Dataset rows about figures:
::::::

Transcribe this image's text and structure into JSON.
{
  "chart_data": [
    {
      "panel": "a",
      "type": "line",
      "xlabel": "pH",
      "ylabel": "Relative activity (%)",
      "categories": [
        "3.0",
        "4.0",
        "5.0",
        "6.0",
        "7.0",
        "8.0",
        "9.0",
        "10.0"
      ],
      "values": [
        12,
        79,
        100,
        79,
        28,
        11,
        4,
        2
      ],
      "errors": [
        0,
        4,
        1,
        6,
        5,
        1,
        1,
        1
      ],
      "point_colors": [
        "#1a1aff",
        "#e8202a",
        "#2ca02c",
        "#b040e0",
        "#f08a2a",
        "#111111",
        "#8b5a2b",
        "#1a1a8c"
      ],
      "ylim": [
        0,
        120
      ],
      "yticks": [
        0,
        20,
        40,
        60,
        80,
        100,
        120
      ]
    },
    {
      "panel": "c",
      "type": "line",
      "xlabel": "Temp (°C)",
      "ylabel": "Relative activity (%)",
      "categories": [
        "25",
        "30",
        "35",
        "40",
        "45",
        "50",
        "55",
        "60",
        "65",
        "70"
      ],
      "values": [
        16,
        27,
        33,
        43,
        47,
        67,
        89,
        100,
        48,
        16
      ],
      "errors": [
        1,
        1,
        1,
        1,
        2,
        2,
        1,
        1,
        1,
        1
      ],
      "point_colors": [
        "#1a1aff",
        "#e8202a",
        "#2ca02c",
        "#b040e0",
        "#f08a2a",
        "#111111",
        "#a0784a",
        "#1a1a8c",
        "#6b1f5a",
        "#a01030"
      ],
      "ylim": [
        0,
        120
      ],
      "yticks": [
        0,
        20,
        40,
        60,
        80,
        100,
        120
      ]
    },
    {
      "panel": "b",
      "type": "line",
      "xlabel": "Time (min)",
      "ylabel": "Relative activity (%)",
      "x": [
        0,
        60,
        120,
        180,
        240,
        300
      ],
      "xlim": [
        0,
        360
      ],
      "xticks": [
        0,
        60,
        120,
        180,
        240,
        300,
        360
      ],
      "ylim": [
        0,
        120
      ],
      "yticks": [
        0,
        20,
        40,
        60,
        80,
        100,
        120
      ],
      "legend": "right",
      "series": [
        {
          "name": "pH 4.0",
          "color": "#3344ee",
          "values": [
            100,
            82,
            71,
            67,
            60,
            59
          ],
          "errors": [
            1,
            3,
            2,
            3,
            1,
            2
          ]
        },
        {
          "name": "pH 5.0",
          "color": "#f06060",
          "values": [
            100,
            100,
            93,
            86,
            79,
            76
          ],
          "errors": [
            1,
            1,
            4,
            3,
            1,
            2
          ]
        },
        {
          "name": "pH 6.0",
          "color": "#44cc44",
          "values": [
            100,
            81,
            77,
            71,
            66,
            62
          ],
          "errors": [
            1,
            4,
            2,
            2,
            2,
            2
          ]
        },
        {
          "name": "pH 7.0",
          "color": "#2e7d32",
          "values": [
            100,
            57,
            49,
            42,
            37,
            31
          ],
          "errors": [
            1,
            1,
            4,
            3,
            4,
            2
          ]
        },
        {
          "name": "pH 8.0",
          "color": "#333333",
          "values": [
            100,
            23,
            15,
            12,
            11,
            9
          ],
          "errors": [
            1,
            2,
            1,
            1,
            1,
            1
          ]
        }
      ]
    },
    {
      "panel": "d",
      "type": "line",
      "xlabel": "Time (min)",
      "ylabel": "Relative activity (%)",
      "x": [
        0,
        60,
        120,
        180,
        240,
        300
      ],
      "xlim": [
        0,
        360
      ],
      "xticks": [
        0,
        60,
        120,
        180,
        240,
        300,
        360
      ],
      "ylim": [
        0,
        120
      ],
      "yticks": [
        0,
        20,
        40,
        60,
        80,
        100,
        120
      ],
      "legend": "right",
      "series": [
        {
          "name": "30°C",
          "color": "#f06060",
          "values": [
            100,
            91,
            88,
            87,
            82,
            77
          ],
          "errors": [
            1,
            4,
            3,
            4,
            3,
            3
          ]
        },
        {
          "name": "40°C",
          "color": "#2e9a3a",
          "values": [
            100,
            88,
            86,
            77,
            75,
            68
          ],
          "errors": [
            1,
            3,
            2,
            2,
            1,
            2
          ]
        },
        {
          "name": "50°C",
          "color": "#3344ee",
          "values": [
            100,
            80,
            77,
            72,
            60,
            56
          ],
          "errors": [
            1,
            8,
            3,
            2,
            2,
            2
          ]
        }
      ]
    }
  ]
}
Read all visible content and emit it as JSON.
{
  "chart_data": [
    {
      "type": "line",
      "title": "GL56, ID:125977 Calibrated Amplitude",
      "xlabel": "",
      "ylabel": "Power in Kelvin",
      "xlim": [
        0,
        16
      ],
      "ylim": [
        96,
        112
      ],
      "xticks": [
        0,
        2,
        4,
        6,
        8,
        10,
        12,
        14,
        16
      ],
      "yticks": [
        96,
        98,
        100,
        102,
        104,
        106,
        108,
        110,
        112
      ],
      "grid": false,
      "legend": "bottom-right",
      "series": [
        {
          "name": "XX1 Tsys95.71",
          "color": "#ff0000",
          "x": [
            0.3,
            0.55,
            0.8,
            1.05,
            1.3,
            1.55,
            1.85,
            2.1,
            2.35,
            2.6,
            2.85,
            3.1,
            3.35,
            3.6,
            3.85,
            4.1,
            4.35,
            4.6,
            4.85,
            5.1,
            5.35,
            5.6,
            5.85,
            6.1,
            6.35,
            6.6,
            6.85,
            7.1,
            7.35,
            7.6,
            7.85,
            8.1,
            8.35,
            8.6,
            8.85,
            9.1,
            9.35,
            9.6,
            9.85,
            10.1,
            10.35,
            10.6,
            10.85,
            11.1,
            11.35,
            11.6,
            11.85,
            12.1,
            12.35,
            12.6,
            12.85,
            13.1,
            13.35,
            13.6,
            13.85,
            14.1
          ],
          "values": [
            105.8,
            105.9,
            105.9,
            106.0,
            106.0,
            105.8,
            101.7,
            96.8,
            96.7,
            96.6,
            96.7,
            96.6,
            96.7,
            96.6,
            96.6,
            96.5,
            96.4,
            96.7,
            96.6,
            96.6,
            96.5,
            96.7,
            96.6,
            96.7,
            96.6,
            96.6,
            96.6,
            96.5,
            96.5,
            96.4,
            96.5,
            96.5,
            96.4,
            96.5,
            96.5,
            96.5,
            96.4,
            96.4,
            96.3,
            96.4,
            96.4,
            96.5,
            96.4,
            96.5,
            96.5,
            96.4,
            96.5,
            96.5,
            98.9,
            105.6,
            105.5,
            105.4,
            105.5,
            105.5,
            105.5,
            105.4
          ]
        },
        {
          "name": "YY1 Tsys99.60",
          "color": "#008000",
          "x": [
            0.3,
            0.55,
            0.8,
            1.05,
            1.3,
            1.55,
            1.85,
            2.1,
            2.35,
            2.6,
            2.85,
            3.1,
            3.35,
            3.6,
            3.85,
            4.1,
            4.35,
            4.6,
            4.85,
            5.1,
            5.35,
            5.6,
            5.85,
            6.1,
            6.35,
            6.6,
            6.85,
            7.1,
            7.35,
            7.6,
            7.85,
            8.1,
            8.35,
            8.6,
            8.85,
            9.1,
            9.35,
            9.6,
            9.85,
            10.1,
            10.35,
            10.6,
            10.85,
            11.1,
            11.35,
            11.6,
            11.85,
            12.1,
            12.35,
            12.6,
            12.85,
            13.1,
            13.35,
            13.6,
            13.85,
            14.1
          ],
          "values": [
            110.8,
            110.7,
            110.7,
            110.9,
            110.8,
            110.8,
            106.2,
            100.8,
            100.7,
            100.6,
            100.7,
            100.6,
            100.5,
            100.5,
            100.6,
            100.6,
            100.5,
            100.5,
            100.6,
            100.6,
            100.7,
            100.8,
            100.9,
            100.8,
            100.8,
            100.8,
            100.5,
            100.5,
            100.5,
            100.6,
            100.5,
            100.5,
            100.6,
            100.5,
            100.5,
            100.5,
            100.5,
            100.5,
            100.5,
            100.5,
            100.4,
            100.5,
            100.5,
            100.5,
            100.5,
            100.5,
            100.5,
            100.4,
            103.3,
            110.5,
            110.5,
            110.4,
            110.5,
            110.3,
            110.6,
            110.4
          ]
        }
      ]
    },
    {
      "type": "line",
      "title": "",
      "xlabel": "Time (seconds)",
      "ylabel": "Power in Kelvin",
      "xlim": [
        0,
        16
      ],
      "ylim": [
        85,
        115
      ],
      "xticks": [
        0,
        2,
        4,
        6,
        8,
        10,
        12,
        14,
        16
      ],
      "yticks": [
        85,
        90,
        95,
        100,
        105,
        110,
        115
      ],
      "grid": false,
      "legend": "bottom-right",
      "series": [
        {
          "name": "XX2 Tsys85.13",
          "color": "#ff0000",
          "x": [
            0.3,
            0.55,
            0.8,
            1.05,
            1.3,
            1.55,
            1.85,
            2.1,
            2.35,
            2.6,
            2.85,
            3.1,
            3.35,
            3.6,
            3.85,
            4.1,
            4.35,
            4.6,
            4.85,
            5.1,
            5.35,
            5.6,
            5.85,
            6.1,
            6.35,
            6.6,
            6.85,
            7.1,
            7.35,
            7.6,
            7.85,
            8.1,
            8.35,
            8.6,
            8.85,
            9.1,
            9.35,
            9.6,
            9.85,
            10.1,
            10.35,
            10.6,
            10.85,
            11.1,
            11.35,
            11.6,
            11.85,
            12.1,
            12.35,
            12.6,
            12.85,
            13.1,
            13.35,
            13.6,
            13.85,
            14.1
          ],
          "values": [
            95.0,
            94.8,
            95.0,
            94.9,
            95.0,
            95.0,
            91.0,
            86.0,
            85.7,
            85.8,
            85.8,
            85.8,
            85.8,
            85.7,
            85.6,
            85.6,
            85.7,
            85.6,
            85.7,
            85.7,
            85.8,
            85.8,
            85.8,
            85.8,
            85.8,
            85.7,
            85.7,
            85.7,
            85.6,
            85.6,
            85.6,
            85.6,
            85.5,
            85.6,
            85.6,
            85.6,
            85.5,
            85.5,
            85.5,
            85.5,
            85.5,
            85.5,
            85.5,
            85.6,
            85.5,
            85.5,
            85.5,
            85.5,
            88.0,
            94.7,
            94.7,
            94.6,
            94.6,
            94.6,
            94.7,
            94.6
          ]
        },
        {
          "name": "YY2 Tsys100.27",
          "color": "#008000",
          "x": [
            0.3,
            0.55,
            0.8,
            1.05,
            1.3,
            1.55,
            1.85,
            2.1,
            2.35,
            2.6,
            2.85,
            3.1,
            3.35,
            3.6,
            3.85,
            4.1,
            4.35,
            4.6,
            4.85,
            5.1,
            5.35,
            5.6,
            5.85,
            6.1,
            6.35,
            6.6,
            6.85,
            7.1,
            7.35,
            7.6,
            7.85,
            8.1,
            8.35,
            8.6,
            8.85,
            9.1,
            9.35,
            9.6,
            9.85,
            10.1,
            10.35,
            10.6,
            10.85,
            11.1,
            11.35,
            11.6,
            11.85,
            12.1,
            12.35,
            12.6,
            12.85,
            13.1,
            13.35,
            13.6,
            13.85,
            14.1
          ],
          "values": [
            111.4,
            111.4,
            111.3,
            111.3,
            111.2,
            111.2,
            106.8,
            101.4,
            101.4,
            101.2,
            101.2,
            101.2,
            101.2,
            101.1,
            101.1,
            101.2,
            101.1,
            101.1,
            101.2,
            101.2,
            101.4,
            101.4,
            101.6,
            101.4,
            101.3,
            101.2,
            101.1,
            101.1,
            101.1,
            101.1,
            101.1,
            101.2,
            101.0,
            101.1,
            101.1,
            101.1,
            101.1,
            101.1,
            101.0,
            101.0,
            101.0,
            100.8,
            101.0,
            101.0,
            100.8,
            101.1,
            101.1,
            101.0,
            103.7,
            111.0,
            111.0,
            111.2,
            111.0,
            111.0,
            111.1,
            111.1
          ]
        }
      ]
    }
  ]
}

::::::

- [TASK REQUIREMENTS] Determine how many lines of the data contain "JSON" and give nothing but that number.

- [ANSWER TO THE PROBLEM] 2